Identify all lines in the data containing the string "screenshot". Copy them out.

DATA SHOWN:

──────────

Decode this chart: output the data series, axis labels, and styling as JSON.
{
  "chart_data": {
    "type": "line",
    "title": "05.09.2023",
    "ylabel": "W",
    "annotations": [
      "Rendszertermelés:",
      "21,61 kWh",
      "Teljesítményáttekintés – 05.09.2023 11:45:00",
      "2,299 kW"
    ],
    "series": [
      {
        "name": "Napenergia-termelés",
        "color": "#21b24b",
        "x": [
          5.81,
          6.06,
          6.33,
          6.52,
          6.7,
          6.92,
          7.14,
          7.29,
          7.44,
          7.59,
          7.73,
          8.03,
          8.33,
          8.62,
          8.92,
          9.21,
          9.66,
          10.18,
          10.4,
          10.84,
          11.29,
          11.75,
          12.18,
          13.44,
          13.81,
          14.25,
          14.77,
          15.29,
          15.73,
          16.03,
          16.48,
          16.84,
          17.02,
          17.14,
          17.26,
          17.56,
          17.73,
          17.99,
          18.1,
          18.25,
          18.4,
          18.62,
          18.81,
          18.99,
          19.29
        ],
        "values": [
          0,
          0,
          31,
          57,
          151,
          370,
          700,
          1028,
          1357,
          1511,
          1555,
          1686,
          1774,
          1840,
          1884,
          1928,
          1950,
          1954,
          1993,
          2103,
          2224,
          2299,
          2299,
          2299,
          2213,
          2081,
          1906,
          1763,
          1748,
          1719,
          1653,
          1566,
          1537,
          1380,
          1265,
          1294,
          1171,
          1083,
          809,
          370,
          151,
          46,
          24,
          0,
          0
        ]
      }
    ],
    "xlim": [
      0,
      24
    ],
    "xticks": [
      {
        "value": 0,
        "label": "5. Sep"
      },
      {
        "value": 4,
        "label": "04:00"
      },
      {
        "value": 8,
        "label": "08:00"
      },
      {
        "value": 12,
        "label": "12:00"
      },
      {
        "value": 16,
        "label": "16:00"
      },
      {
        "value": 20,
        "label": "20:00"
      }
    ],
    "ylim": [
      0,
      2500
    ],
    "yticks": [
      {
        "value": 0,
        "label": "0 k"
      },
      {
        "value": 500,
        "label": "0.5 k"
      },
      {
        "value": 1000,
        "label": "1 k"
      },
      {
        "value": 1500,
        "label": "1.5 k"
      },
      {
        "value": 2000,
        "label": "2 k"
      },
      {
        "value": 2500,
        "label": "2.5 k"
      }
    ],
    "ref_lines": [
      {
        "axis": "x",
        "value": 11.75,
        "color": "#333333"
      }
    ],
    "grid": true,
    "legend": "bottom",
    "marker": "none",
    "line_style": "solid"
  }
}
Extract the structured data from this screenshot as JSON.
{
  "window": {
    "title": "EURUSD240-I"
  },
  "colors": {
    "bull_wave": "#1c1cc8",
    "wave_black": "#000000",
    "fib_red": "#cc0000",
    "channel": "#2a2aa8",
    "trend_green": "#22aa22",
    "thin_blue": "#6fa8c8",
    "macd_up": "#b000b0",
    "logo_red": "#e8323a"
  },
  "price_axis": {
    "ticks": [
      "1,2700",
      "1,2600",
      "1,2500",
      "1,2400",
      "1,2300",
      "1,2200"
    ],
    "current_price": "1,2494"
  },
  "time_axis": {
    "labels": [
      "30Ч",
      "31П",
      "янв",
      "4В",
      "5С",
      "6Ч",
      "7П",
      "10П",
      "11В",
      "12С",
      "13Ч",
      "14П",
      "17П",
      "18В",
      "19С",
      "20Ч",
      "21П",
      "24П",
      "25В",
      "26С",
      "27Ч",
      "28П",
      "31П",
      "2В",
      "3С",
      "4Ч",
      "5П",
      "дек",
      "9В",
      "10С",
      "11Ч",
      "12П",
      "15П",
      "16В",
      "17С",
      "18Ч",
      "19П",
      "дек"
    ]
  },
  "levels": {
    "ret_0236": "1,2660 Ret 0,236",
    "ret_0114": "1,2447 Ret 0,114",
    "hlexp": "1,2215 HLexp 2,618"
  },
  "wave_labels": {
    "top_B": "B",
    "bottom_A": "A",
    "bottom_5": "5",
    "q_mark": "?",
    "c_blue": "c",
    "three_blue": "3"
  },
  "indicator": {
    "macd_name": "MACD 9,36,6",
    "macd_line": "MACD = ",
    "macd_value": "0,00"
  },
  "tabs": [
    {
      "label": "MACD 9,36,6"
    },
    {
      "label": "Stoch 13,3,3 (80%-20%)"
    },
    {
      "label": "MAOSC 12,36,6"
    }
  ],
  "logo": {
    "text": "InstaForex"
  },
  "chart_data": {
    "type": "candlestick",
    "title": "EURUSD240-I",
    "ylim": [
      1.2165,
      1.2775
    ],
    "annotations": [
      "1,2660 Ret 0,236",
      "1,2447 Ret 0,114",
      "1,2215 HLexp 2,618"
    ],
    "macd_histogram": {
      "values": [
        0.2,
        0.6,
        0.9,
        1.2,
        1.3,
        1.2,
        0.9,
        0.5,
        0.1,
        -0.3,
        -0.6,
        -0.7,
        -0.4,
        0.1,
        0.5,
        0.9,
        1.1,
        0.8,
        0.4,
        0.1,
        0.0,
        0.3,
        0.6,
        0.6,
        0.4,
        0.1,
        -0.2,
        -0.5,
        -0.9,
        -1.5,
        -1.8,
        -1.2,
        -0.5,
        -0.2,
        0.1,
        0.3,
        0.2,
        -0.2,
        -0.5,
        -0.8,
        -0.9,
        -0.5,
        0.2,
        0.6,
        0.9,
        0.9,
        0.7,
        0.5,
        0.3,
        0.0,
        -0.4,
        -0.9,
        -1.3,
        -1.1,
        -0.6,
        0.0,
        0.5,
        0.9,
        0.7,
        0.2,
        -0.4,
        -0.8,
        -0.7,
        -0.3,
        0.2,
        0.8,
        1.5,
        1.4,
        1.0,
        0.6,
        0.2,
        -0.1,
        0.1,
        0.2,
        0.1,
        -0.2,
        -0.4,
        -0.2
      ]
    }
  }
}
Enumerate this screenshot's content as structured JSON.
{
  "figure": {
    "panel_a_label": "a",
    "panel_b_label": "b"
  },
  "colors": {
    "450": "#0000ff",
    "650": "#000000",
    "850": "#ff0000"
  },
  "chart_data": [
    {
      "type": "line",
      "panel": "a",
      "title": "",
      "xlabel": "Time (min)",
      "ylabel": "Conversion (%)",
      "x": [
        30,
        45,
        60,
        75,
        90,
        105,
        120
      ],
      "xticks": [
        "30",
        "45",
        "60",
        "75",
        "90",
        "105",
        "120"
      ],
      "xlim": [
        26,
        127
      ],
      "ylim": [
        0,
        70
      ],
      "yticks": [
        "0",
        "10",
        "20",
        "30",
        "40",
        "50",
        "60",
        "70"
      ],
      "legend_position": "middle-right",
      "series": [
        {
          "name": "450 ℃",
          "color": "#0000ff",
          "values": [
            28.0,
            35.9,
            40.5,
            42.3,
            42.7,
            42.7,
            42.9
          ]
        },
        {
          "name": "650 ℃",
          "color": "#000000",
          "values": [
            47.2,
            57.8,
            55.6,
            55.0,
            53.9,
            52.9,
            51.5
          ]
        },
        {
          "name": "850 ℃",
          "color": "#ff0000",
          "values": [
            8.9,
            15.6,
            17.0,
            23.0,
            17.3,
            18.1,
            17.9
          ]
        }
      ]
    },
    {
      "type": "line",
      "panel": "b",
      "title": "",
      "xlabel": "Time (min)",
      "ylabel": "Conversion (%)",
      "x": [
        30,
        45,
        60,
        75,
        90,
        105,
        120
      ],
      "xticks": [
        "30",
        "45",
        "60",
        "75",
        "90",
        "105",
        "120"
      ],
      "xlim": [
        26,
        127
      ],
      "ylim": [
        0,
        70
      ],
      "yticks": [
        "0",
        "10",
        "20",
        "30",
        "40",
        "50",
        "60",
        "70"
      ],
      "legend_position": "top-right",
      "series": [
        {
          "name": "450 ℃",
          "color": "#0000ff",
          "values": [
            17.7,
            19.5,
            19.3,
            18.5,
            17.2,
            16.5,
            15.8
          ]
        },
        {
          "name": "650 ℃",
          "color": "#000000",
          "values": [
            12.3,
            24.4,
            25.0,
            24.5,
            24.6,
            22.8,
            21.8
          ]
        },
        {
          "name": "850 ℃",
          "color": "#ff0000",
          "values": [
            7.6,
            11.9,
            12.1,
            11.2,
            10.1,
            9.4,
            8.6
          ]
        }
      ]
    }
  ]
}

──────────

EXPECTED ANSWER:
Extract the structured data from this screenshot as JSON.
Enumerate this screenshot's content as structured JSON.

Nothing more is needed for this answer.